Goal of the exercise — Set down all of the entries word for word, omitting the images they contain.

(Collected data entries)
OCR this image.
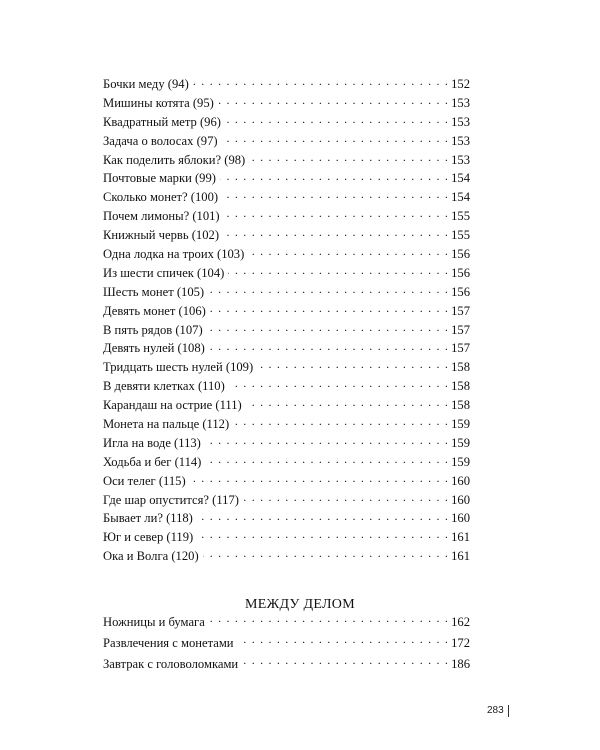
Бочки меду (94) . . .	152
Мишины котята (95) . . .	153
Квадратный метр (96) . . .	153
Задача о волосах (97) . . .	153
Как поделить яблоки? (98) . . .	153
Почтовые марки (99) . . .	154
Сколько монет? (100) . . .	154
Почем лимоны? (101) . . .	155
Книжный червь (102) . . .	155
Одна лодка на троих (103) . . .	156
Из шести спичек (104) . . .	156
Шесть монет (105) . . .	156
Девять монет (106) . . .	157
В пять рядов (107) . . .	157
Девять нулей (108) . . .	157
Тридцать шесть нулей (109) . . .	158
В девяти клетках (110) . . .	158
Карандаш на острие (111) . . .	158
Монета на пальце (112) . . .	159
Игла на воде (113) . . .	159
Ходьба и бег (114) . . .	159
Оси телег (115) . . .	160
Где шар опустится? (117) . . .	160
Бывает ли? (118) . . .	160
Юг и север (119) . . .	161
Ока и Волга (120) . . .	161
МЕЖДУ ДЕЛОМ
Ножницы и бумага . . .	162
Развлечения с монетами . . .	172
Завтрак с головоломками . . .	186
283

Reply to the exercise —
OCR this image.
Бочки меду (94) . . .	152
Мишины котята (95) . . .	153
Квадратный метр (96) . . .	153
Задача о волосах (97) . . .	153
Как поделить яблоки? (98) . . .	153
Почтовые марки (99) . . .	154
Сколько монет? (100) . . .	154
Почем лимоны? (101) . . .	155
Книжный червь (102) . . .	155
Одна лодка на троих (103) . . .	156
Из шести спичек (104) . . .	156
Шесть монет (105) . . .	156
Девять монет (106) . . .	157
В пять рядов (107) . . .	157
Девять нулей (108) . . .	157
Тридцать шесть нулей (109) . . .	158
В девяти клетках (110) . . .	158
Карандаш на острие (111) . . .	158
Монета на пальце (112) . . .	159
Игла на воде (113) . . .	159
Ходьба и бег (114) . . .	159
Оси телег (115) . . .	160
Где шар опустится? (117) . . .	160
Бывает ли? (118) . . .	160
Юг и север (119) . . .	161
Ока и Волга (120) . . .	161
МЕЖДУ ДЕЛОМ
Ножницы и бумага . . .	162
Развлечения с монетами . . .	172
Завтрак с головоломками . . .	186
283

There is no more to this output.